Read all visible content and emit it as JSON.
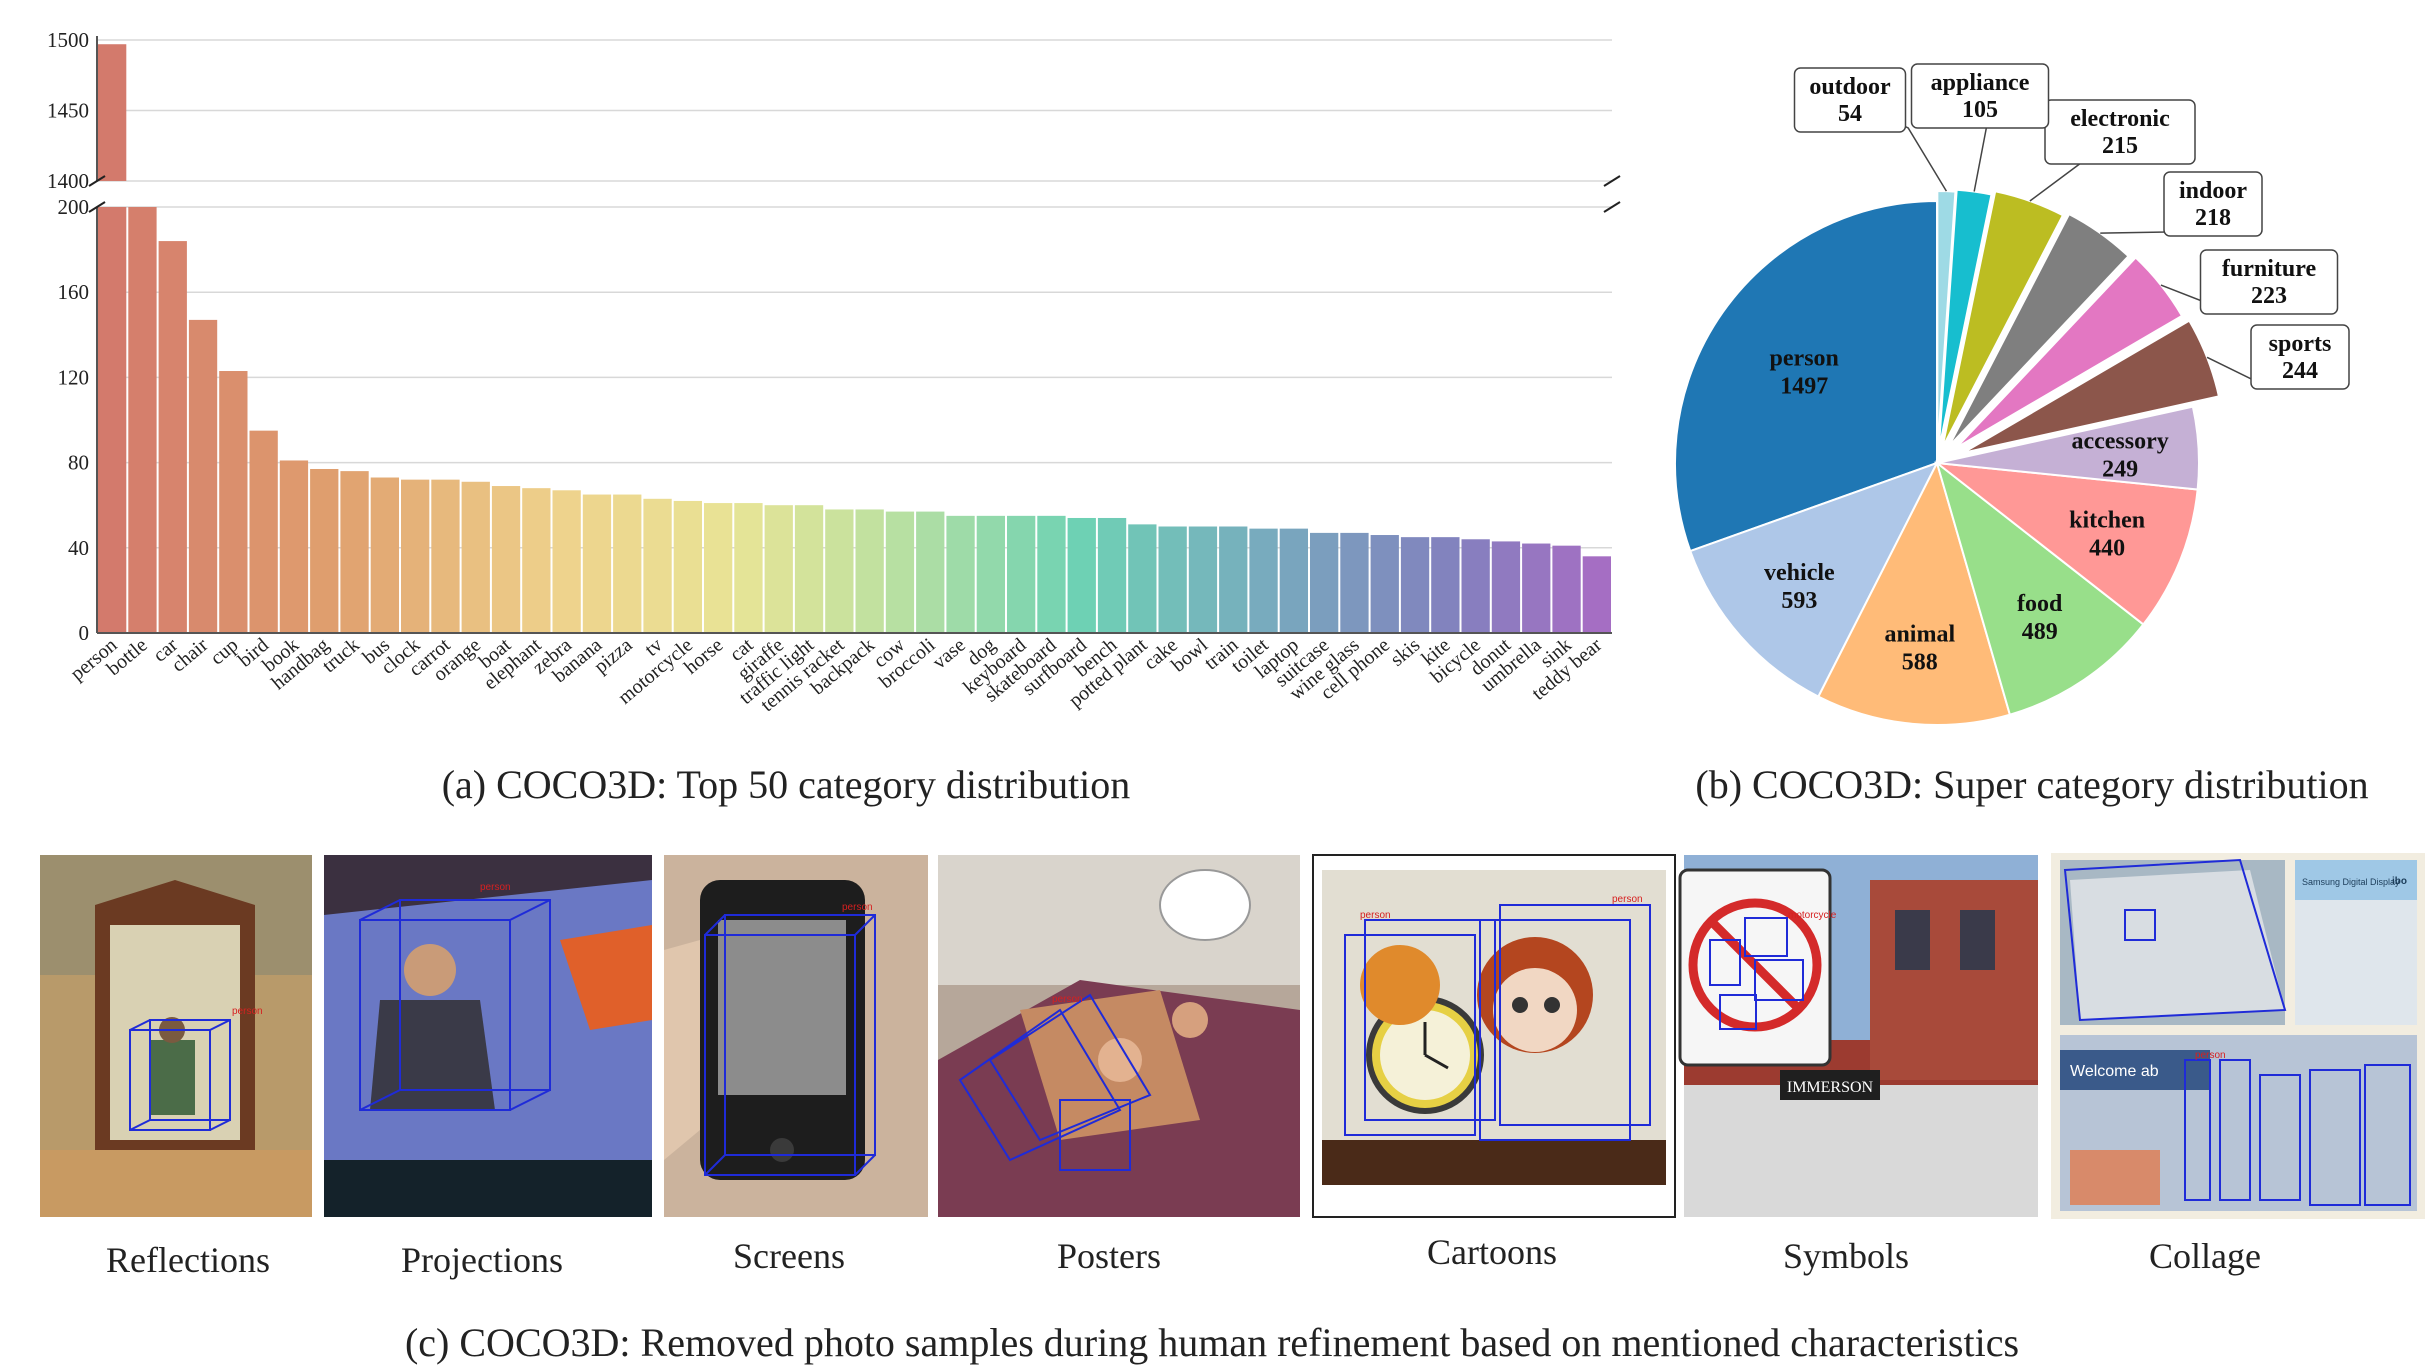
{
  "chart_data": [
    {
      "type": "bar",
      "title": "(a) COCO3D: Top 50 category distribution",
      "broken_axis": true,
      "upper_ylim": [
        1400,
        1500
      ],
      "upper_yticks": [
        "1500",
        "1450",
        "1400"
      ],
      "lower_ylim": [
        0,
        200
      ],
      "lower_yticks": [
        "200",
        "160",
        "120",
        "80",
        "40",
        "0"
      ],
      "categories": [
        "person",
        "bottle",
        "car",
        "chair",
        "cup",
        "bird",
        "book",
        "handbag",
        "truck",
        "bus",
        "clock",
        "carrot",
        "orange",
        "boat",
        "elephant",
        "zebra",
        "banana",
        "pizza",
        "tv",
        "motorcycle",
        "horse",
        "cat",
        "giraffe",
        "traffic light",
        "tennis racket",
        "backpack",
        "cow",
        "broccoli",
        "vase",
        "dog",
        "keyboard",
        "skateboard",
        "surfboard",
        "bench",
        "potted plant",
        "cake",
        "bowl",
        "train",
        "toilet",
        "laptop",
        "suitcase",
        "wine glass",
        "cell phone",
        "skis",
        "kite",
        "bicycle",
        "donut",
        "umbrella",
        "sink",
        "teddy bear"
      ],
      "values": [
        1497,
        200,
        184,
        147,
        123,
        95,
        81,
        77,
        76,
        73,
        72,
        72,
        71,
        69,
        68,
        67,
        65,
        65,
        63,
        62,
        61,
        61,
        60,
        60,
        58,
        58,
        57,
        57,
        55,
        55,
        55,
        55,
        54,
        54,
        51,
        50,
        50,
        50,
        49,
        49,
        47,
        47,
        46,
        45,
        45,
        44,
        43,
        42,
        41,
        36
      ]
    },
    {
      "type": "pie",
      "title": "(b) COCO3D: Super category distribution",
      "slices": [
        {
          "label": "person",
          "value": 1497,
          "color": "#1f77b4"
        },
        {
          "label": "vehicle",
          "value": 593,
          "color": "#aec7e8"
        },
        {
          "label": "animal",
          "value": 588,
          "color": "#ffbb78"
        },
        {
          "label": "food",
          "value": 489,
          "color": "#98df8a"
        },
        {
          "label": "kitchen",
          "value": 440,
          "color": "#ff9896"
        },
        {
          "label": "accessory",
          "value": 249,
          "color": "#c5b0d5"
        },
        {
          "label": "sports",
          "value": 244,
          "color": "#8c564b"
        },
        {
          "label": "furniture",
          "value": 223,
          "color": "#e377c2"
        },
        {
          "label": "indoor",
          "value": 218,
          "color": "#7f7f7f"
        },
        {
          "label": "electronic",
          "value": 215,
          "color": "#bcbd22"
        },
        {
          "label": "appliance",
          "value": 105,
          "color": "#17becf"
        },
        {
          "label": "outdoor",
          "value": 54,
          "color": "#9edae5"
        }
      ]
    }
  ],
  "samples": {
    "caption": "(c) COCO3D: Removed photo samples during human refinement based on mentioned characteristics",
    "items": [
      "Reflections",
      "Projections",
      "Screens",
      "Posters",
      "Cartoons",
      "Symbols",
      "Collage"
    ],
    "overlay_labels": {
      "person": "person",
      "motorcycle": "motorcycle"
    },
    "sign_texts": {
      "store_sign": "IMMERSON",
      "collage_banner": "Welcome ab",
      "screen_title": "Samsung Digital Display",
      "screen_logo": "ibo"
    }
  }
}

--

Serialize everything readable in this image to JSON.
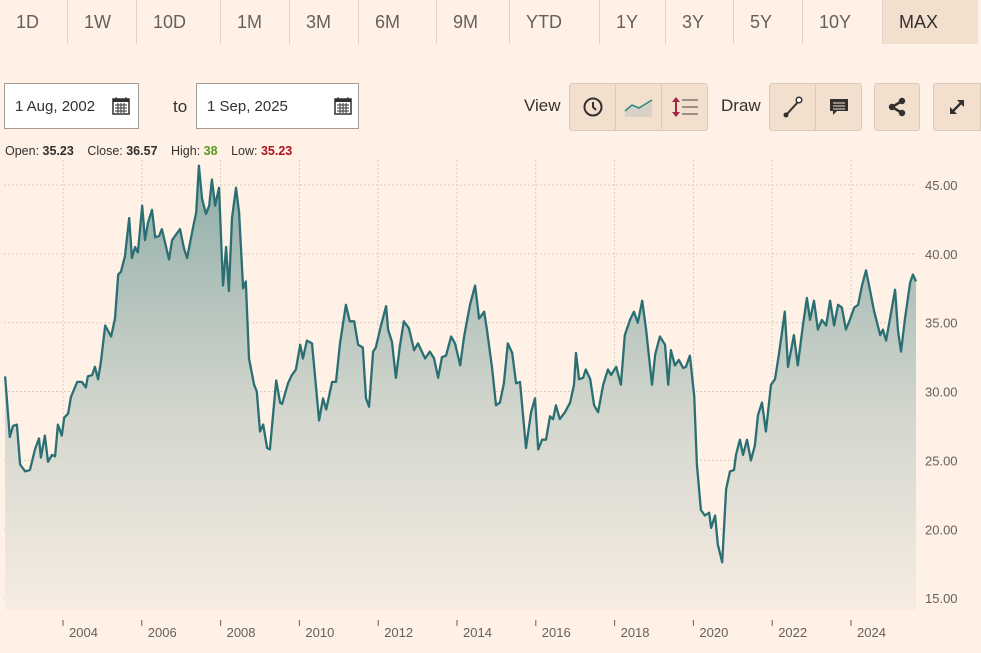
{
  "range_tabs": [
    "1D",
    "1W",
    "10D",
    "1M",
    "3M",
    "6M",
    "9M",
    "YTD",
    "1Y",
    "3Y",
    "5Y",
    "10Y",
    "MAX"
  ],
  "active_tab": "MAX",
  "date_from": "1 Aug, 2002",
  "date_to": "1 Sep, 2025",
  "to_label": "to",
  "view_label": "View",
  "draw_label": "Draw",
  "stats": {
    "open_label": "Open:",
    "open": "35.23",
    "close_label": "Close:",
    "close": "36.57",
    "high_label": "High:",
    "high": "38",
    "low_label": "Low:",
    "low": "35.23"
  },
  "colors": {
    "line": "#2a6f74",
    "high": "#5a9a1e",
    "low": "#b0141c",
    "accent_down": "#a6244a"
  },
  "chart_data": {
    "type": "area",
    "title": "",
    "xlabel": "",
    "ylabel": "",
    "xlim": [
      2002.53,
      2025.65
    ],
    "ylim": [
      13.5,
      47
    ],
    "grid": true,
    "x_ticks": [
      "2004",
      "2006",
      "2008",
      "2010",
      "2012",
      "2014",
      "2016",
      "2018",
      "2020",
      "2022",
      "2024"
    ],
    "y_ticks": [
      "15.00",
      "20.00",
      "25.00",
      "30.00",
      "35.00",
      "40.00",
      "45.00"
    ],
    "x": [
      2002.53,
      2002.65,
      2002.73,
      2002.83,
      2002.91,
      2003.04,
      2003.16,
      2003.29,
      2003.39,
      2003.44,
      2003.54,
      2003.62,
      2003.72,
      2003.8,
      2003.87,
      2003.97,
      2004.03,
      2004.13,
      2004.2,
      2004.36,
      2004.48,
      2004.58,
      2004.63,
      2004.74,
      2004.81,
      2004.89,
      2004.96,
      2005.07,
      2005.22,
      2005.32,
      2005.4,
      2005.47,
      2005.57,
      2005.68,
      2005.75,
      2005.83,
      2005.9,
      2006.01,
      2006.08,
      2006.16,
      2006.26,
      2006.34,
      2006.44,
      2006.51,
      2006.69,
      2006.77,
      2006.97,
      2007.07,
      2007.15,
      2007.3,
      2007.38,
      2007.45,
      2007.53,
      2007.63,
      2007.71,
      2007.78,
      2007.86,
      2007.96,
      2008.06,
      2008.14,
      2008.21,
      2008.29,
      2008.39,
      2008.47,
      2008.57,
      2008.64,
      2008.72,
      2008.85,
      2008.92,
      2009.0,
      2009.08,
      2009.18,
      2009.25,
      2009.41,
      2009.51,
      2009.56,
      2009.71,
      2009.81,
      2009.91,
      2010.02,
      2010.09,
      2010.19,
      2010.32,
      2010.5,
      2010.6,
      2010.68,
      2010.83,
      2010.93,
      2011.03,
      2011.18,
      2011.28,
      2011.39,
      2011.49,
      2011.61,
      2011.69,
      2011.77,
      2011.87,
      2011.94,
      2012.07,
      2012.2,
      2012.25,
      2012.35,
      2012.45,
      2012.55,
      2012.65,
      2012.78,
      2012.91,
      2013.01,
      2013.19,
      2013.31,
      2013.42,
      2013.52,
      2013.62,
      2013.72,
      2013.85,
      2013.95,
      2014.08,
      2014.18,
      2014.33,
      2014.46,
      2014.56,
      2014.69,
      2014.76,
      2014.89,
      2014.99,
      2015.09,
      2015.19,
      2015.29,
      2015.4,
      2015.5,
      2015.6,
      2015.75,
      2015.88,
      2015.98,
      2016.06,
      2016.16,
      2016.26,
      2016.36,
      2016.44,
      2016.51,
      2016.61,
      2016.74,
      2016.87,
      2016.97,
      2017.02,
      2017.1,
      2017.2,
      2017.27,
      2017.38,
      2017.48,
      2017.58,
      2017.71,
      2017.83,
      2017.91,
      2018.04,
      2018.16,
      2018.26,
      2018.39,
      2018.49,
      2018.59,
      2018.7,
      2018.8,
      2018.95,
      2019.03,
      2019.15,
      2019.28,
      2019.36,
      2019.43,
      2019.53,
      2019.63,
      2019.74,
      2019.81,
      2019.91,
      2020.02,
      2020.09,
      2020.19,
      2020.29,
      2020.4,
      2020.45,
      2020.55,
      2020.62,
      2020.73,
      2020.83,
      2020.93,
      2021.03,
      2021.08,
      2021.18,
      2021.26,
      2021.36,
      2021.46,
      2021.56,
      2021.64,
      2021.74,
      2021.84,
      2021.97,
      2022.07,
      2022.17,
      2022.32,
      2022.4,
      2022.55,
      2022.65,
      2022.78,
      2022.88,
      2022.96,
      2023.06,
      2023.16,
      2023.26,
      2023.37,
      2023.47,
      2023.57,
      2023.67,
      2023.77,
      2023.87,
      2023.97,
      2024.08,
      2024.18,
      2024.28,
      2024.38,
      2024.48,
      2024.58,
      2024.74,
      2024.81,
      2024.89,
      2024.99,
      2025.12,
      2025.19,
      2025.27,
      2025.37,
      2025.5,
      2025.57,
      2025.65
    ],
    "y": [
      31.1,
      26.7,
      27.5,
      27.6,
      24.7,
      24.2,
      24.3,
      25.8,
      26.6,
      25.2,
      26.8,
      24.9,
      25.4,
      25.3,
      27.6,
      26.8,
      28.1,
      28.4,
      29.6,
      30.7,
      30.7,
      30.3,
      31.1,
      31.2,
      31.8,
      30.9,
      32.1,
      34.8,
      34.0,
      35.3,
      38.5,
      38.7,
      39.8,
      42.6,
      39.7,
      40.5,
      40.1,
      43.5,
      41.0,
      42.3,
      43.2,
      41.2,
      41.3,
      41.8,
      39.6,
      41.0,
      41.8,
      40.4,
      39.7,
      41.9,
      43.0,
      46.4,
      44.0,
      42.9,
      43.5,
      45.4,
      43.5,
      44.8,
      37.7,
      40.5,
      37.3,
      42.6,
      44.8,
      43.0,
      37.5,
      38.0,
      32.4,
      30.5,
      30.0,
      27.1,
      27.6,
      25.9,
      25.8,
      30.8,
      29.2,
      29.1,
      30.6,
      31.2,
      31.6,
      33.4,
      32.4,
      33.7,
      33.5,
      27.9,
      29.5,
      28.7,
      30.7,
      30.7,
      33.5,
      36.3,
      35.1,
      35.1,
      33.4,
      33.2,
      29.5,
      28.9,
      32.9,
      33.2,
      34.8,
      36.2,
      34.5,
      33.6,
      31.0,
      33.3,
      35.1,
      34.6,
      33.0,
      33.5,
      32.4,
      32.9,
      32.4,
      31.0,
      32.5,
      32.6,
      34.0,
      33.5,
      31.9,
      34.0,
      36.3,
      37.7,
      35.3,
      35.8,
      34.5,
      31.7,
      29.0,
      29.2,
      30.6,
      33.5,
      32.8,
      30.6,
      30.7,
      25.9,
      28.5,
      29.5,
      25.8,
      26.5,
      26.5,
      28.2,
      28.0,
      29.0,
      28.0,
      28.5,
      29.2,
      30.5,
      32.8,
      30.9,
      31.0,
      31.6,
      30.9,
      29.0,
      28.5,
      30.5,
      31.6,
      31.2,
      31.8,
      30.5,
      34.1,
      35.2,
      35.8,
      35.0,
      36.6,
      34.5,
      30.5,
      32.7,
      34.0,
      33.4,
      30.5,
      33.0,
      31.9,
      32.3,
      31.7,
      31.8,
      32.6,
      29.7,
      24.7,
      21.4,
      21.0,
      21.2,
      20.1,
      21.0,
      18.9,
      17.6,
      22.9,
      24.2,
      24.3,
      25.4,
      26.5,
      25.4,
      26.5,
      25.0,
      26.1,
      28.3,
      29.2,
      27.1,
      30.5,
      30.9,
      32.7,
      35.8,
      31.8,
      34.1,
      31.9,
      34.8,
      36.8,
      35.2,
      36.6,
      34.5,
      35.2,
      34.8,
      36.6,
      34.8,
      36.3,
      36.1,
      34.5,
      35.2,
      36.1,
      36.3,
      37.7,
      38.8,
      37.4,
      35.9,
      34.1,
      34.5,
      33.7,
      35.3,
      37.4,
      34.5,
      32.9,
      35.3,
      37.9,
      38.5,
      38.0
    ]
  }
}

WHAT YOU ARE ASKED TO DO
From the entries above, copy each line holding "distribution".

RESULT OF THE EXERCISE
      "title": "(a) COCO3D: Top 50 category distribution",
      "title": "(b) COCO3D: Super category distribution",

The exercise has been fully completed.